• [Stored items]
━━━
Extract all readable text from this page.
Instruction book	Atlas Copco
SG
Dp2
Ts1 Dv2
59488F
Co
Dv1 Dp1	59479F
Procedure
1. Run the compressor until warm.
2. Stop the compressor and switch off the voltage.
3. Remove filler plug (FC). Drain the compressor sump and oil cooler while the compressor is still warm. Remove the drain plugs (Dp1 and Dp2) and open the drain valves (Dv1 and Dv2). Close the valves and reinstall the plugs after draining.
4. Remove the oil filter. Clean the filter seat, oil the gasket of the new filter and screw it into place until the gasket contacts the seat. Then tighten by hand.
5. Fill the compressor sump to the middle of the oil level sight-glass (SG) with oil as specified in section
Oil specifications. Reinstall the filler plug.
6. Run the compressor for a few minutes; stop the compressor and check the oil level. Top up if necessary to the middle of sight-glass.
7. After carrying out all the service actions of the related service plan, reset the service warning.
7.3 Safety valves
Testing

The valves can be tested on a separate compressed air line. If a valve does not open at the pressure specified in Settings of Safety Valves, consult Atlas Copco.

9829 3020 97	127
━━━
• [OBJECTIVE] Transcribe the whole listing exactly.

• [FULL OUTPUT]
Extract all readable text from this page.
Instruction book	Atlas Copco
SG
Dp2
Ts1 Dv2
59488F
Co
Dv1 Dp1	59479F
Procedure
1. Run the compressor until warm.
2. Stop the compressor and switch off the voltage.
3. Remove filler plug (FC). Drain the compressor sump and oil cooler while the compressor is still warm. Remove the drain plugs (Dp1 and Dp2) and open the drain valves (Dv1 and Dv2). Close the valves and reinstall the plugs after draining.
4. Remove the oil filter. Clean the filter seat, oil the gasket of the new filter and screw it into place until the gasket contacts the seat. Then tighten by hand.
5. Fill the compressor sump to the middle of the oil level sight-glass (SG) with oil as specified in section
Oil specifications. Reinstall the filler plug.
6. Run the compressor for a few minutes; stop the compressor and check the oil level. Top up if necessary to the middle of sight-glass.
7. After carrying out all the service actions of the related service plan, reset the service warning.
7.3 Safety valves
Testing

The valves can be tested on a separate compressed air line. If a valve does not open at the pressure specified in Settings of Safety Valves, consult Atlas Copco.

9829 3020 97	127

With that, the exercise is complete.